**TASK OBJECTIVE:** Search term "commander": copy each line of the data containing it.

**App and web page records:**
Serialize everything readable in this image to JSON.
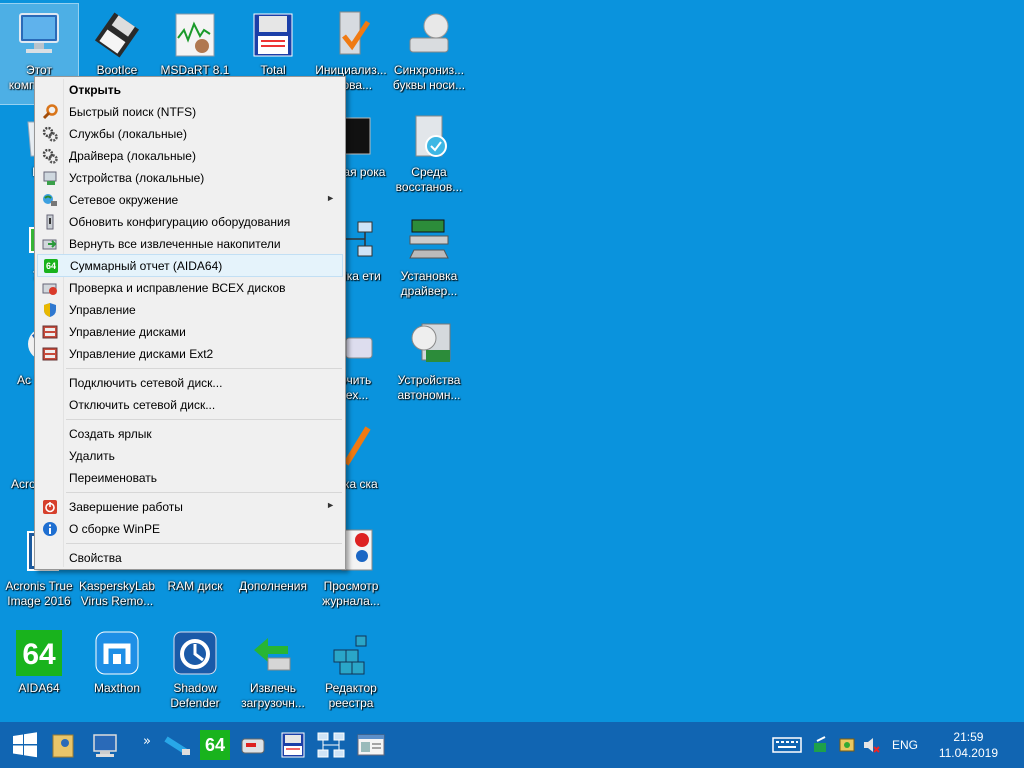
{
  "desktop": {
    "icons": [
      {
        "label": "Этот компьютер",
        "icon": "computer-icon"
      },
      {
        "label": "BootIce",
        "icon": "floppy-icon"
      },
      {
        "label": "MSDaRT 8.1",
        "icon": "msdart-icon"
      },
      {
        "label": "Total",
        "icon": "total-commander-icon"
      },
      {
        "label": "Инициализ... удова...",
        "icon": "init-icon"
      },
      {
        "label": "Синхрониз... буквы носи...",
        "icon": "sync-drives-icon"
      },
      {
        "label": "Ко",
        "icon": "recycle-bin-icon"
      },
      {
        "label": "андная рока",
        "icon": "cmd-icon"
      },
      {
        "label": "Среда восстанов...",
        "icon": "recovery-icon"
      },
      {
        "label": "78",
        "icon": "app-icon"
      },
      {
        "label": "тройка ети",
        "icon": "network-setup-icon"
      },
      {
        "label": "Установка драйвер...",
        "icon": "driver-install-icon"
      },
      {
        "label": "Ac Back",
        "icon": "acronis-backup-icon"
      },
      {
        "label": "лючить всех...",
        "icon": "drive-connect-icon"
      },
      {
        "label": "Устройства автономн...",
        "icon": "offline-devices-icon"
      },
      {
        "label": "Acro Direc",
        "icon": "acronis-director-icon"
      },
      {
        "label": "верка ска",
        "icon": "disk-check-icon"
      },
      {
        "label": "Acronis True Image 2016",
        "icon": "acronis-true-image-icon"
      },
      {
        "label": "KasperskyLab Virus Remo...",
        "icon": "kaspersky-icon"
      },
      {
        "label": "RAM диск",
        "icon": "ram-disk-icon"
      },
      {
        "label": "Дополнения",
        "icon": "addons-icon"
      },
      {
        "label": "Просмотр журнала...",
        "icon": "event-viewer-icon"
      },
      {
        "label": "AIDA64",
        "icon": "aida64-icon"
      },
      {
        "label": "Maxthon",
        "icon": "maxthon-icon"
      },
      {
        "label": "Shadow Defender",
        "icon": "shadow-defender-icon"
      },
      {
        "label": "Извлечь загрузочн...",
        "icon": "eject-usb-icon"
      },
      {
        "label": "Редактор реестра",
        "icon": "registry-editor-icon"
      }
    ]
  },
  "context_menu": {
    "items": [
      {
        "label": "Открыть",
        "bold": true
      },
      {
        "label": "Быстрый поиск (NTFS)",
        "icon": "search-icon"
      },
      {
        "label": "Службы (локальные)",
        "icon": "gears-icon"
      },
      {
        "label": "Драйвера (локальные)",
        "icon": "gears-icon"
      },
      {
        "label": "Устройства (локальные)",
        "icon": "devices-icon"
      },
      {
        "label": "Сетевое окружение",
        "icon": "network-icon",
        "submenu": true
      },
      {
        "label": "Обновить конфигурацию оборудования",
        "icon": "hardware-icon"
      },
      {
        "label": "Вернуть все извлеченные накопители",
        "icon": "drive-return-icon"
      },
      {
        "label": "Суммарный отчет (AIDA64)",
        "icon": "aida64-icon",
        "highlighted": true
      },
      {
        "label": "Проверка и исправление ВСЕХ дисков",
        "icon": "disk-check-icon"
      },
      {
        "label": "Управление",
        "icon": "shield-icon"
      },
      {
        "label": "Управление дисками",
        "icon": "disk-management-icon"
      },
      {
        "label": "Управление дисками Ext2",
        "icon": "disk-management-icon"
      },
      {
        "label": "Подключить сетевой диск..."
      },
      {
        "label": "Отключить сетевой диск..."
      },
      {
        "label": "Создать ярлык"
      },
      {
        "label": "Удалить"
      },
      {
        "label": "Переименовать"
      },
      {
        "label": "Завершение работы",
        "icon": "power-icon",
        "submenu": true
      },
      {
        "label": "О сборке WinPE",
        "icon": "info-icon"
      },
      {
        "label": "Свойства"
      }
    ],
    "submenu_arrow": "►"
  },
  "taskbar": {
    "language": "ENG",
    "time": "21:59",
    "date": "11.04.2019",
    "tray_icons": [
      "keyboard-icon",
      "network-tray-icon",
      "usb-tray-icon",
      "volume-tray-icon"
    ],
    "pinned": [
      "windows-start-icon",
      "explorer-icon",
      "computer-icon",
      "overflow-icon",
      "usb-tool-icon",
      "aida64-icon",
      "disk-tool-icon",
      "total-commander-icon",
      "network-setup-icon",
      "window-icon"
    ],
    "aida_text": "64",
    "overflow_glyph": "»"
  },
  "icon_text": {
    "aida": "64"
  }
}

==

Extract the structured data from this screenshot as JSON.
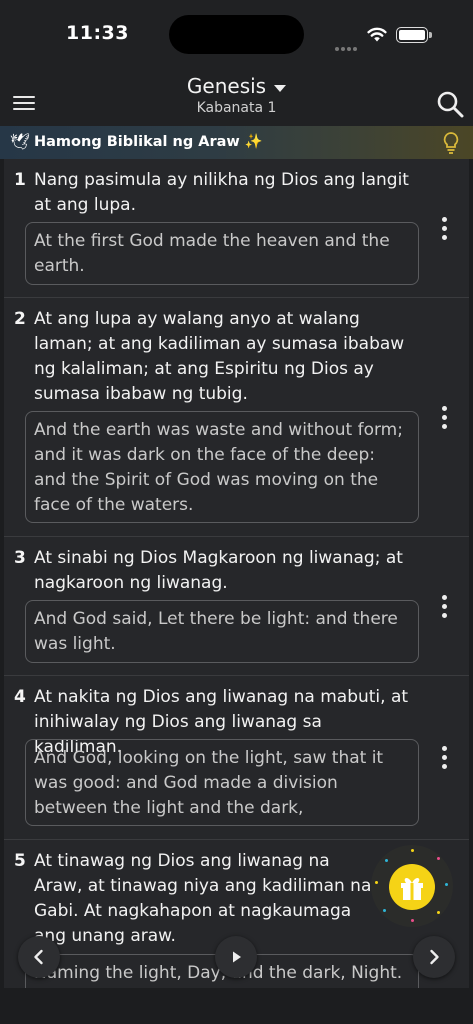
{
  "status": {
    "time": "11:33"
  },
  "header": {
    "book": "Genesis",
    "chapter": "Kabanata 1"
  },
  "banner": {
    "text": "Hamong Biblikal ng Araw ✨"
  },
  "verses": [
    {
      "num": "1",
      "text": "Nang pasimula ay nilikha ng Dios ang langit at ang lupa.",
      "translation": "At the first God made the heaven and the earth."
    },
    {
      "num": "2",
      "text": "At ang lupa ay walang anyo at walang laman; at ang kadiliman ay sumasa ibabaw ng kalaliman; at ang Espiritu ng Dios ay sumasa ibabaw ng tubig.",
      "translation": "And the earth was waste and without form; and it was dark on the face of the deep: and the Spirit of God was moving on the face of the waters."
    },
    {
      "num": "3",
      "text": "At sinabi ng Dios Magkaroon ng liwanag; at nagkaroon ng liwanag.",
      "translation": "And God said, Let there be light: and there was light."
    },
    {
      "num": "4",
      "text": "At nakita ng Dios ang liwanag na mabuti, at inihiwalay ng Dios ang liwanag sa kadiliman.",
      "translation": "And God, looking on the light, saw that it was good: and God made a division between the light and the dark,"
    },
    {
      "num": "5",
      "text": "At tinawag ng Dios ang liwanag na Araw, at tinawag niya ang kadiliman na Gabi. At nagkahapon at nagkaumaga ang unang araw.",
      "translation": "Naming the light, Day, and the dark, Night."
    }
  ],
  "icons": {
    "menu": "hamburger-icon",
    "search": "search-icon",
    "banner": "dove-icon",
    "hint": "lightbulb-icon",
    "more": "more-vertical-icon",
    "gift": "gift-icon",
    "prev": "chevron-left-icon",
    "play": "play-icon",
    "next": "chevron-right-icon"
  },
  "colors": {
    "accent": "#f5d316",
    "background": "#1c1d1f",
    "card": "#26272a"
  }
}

==

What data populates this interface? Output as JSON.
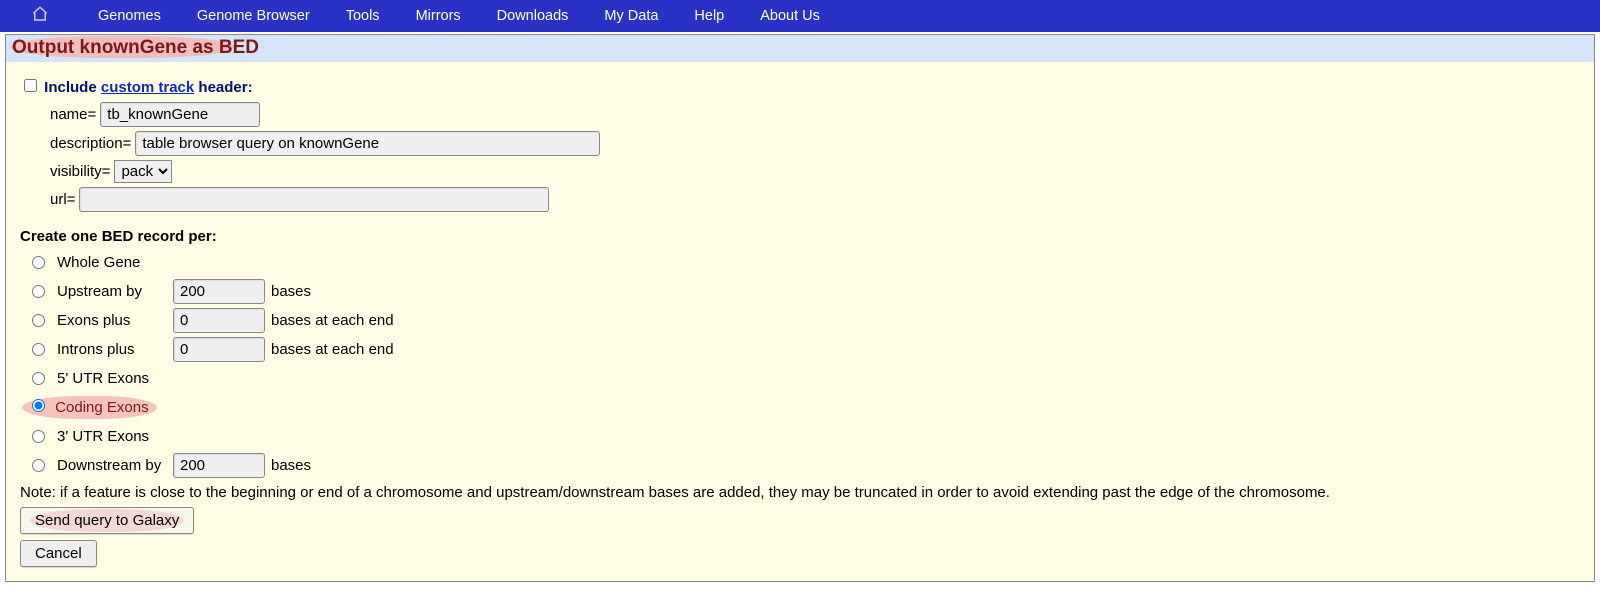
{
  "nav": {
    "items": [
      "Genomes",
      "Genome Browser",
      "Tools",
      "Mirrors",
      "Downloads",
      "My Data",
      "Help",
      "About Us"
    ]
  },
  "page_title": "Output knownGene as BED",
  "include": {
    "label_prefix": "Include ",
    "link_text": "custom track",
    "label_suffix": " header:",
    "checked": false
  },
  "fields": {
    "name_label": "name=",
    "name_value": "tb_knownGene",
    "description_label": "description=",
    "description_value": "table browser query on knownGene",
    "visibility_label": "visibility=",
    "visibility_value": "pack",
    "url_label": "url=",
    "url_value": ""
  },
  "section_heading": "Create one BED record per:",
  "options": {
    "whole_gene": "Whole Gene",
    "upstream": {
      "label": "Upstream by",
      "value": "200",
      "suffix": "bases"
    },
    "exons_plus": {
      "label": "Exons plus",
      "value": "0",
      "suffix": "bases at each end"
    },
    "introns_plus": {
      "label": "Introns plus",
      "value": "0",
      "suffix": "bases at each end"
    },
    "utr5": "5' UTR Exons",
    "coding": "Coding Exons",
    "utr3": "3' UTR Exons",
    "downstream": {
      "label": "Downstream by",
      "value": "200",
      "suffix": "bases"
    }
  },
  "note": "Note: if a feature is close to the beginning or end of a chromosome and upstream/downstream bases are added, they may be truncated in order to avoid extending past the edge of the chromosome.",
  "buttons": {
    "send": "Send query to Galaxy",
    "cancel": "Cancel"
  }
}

**RESULT OF THE TASK:**
        "icon": "total-commander-icon"
      "total-commander-icon",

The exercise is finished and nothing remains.